*Instructions to follow*
Single out each line with the word "Avenue" and copy it.

*Extracted data*
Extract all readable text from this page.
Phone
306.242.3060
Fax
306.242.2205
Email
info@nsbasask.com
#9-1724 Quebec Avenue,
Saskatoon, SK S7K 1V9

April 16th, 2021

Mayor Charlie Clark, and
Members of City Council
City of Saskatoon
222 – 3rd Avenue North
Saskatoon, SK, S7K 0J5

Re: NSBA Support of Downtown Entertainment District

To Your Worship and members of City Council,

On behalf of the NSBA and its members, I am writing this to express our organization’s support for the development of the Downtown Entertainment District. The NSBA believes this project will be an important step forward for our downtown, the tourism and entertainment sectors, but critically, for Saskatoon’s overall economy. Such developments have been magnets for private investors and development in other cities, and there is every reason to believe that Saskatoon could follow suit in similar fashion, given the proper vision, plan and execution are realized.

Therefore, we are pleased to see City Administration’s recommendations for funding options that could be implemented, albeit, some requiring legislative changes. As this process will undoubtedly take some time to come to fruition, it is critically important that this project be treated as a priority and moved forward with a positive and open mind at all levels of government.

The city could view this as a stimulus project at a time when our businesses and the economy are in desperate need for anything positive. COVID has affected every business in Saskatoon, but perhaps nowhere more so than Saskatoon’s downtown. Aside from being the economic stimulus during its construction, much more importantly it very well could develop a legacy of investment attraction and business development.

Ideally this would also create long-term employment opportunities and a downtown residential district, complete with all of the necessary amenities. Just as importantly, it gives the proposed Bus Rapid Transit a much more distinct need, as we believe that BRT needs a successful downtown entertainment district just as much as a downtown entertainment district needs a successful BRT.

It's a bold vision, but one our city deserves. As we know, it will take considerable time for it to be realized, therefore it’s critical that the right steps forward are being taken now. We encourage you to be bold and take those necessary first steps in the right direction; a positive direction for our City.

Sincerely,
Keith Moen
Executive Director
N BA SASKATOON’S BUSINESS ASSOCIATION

*Completed task*
#9-1724 Quebec Avenue,
222 – 3rd Avenue North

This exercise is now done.